● Description of the task
Copy each line below without leaving any out.
— Begin Supplied records —
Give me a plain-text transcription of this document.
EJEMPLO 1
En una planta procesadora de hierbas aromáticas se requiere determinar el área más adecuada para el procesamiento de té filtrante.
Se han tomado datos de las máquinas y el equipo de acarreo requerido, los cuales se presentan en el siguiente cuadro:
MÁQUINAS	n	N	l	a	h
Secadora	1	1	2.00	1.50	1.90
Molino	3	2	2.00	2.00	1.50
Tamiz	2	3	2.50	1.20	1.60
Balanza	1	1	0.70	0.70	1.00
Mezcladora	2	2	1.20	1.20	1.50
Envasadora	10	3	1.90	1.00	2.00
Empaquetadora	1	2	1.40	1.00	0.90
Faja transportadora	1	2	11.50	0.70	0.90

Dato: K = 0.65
— End Supplied records —
● Written response
Give me a plain-text transcription of this document.
EJEMPLO 1
En una planta procesadora de hierbas aromáticas se requiere determinar el área más adecuada para el procesamiento de té filtrante.
Se han tomado datos de las máquinas y el equipo de acarreo requerido, los cuales se presentan en el siguiente cuadro:
MÁQUINAS	n	N	l	a	h
Secadora	1	1	2.00	1.50	1.90
Molino	3	2	2.00	2.00	1.50
Tamiz	2	3	2.50	1.20	1.60
Balanza	1	1	0.70	0.70	1.00
Mezcladora	2	2	1.20	1.20	1.50
Envasadora	10	3	1.90	1.00	2.00
Empaquetadora	1	2	1.40	1.00	0.90
Faja transportadora	1	2	11.50	0.70	0.90

Dato: K = 0.65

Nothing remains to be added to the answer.